◆ **EXERCISE MATERIAL**:
START

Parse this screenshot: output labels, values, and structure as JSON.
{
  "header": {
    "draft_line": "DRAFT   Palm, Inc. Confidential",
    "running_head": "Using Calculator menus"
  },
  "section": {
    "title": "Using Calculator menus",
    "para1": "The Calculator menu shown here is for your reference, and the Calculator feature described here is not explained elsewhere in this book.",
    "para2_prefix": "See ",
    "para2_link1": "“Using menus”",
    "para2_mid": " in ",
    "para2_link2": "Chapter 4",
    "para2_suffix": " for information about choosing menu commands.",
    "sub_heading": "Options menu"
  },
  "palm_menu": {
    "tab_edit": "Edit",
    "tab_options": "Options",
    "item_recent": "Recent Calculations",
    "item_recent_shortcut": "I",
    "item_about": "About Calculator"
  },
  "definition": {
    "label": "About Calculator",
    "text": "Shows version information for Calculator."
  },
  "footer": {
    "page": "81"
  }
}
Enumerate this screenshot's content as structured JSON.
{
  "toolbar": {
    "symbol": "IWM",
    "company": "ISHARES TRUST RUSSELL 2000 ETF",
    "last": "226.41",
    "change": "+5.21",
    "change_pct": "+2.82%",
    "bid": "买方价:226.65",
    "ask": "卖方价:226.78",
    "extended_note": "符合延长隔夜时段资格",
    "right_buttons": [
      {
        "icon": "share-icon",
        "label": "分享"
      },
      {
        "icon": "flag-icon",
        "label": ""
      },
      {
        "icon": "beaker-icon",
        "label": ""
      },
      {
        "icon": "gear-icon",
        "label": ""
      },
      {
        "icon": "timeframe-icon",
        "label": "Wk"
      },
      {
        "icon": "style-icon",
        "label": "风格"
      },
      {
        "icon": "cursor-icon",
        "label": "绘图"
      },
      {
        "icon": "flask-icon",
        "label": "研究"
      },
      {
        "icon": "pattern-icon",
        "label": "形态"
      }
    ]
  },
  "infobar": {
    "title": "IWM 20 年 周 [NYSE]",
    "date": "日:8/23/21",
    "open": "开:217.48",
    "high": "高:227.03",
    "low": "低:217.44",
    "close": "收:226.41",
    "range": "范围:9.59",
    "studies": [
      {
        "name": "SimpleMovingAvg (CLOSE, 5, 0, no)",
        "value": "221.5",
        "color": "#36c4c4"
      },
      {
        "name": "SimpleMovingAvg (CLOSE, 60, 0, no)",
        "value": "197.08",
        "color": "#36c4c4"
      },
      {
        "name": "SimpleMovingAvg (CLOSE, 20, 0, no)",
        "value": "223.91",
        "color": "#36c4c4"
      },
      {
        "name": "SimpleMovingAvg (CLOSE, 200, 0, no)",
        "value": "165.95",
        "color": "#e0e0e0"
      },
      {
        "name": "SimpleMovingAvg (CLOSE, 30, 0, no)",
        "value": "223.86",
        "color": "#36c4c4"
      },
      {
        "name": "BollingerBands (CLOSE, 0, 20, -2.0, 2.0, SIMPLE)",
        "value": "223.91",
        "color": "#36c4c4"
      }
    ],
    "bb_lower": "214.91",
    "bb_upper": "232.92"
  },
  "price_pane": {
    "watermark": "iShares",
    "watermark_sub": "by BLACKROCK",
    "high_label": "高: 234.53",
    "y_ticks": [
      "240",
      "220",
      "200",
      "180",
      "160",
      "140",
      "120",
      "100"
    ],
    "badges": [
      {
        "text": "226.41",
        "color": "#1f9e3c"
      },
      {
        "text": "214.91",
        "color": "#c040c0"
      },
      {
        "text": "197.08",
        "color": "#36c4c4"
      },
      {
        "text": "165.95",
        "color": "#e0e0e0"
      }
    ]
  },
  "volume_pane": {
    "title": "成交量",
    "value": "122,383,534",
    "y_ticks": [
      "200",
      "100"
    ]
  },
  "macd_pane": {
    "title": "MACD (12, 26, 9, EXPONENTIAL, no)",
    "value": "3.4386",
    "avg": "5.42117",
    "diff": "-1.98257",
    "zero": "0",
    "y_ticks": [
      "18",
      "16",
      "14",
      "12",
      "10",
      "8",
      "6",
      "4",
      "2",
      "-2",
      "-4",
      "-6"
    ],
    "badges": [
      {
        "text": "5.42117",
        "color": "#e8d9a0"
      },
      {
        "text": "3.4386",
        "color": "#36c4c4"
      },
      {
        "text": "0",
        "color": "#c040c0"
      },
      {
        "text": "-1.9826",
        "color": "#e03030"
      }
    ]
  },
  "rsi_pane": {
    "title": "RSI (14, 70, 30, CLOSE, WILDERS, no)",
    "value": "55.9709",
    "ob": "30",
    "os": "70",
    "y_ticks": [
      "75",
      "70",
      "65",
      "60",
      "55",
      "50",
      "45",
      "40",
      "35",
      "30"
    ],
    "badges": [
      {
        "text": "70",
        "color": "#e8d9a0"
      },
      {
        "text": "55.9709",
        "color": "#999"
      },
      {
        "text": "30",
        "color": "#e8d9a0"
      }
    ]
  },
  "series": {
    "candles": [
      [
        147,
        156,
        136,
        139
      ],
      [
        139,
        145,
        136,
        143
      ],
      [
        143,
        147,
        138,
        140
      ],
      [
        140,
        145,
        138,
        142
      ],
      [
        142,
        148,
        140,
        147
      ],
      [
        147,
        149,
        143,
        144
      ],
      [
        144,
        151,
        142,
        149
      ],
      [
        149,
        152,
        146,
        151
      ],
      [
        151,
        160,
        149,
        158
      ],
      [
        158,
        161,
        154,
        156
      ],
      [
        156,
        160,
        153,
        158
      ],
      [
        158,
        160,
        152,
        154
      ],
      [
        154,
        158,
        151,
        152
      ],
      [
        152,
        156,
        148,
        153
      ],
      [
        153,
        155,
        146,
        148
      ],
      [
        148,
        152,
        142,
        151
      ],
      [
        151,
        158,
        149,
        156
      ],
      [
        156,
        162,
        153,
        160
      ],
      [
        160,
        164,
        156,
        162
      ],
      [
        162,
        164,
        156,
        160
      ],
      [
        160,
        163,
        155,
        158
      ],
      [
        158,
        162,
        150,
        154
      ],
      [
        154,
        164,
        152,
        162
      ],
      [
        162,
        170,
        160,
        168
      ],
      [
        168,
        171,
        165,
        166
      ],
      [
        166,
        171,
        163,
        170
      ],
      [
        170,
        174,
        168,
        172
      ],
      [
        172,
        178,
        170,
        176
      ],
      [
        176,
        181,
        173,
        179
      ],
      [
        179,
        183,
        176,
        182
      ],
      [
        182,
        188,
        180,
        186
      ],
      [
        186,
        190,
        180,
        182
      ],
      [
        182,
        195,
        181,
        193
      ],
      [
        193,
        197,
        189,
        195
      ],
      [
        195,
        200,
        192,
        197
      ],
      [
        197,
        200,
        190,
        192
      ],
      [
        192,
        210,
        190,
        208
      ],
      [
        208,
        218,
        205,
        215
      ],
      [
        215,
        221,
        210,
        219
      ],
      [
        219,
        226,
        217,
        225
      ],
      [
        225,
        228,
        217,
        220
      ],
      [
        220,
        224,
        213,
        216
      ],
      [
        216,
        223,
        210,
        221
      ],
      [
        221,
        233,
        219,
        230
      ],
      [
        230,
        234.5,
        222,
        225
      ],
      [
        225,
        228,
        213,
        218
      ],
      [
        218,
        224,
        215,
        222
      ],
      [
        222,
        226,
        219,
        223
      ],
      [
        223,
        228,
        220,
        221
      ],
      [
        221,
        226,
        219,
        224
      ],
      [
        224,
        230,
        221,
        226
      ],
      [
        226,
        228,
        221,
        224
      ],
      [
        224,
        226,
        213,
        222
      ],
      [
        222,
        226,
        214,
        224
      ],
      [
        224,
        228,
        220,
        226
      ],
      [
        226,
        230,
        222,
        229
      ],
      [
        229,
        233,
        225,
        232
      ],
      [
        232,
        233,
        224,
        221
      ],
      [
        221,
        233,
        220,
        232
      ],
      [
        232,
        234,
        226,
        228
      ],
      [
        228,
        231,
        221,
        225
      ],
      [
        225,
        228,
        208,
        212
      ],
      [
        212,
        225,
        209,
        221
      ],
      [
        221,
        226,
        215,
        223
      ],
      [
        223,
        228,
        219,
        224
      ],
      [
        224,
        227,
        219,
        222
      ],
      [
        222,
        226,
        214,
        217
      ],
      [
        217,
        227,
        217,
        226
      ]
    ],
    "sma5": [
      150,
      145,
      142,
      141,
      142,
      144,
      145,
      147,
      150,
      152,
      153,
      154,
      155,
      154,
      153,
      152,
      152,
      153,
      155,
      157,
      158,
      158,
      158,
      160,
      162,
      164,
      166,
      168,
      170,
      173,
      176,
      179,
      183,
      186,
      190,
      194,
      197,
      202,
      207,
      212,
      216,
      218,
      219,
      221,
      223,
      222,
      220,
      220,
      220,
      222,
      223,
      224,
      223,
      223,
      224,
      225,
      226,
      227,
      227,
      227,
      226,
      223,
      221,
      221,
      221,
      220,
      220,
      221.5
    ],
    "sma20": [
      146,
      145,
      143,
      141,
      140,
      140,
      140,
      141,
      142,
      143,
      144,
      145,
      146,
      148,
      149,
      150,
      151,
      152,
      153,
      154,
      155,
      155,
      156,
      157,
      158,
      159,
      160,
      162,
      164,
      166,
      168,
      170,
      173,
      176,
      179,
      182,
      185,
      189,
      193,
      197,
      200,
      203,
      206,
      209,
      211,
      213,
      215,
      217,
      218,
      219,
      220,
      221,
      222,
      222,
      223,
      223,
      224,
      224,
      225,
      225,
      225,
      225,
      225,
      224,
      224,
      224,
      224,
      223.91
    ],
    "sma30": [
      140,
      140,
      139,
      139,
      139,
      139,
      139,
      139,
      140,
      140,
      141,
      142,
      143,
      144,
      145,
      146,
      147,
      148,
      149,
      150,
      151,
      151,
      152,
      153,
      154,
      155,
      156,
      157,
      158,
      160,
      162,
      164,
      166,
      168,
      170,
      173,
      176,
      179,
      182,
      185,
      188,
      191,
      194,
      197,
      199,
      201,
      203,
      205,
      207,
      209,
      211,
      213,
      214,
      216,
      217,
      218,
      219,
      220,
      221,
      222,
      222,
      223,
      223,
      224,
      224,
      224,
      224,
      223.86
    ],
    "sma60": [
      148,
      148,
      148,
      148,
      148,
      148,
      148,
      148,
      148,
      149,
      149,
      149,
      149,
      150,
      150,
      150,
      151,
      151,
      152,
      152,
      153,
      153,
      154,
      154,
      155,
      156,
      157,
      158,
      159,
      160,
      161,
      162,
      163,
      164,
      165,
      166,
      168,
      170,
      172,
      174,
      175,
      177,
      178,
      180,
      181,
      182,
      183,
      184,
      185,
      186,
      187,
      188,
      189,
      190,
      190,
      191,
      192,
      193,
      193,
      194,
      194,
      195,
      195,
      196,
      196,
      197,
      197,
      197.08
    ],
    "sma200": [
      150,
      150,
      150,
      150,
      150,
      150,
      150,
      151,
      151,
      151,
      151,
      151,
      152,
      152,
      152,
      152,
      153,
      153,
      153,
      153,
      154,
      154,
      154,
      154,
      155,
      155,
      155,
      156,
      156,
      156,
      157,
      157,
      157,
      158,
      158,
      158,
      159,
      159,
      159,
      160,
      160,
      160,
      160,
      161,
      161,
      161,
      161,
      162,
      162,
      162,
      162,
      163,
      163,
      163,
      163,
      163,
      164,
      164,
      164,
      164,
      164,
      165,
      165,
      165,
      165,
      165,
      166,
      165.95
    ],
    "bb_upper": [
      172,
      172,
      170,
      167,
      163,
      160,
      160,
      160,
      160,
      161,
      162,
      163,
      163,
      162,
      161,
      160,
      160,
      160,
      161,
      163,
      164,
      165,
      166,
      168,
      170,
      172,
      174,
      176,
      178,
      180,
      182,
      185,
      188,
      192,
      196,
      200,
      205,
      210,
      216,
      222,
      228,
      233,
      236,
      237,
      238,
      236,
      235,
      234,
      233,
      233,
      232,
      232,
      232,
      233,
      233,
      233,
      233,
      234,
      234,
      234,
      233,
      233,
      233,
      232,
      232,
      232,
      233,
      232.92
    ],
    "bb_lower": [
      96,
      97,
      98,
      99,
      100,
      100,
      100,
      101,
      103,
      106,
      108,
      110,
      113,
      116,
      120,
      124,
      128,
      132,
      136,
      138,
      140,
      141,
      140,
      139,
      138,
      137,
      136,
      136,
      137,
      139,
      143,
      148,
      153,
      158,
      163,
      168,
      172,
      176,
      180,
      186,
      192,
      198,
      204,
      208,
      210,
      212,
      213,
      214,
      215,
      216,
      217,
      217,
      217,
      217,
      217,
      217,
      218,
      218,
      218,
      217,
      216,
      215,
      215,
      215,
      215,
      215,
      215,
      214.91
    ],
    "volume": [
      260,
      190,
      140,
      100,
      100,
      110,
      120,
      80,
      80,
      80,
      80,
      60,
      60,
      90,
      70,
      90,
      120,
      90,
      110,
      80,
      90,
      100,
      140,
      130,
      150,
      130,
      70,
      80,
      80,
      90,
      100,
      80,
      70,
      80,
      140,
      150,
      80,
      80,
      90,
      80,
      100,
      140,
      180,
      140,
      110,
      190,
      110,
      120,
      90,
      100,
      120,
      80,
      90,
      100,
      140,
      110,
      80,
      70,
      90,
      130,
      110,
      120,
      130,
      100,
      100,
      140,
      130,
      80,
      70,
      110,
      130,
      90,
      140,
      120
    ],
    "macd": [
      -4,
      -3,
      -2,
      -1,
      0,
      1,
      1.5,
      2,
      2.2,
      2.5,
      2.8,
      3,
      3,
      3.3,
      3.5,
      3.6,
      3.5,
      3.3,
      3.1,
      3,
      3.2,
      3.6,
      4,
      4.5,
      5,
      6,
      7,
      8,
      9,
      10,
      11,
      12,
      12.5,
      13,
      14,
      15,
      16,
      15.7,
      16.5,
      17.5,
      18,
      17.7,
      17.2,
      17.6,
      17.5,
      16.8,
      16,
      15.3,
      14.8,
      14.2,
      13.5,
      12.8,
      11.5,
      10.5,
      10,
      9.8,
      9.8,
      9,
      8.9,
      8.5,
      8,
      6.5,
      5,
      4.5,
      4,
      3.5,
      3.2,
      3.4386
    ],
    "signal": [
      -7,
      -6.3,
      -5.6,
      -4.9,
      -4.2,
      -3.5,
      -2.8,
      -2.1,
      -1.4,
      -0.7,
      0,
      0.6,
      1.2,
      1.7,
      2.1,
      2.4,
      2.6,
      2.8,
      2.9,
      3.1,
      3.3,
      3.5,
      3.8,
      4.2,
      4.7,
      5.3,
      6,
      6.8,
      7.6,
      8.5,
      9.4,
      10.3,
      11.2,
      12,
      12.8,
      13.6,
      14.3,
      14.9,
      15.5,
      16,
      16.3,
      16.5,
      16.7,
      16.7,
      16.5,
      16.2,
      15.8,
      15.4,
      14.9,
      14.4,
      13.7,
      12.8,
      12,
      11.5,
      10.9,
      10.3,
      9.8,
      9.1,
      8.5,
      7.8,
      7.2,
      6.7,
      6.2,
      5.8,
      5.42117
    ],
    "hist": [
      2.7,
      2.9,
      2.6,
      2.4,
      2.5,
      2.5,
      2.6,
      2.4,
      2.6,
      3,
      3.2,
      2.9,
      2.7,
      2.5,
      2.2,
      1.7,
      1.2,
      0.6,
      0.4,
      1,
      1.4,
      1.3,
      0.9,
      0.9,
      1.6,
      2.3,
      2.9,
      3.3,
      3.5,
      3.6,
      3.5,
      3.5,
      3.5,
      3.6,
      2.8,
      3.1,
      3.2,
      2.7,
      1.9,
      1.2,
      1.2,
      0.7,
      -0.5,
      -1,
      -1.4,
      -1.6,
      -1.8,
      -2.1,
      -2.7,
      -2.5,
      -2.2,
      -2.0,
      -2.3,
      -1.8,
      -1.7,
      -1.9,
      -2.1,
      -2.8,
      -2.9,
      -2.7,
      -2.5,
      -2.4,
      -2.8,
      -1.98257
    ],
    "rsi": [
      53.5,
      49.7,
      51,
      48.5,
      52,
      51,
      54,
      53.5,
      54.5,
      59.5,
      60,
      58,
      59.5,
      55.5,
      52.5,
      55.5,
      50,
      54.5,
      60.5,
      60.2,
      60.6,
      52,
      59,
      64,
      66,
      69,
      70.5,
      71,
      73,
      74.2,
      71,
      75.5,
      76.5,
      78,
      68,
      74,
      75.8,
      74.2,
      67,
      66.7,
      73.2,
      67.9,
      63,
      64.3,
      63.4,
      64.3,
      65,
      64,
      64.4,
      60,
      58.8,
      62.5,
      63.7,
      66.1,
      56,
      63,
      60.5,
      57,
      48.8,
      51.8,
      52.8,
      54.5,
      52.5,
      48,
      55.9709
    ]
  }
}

END

Collect every line from the records above that contains the word "SimpleMovingAvg".

        "name": "SimpleMovingAvg (CLOSE, 5, 0, no)",
        "name": "SimpleMovingAvg (CLOSE, 60, 0, no)",
        "name": "SimpleMovingAvg (CLOSE, 20, 0, no)",
        "name": "SimpleMovingAvg (CLOSE, 200, 0, no)",
        "name": "SimpleMovingAvg (CLOSE, 30, 0, no)",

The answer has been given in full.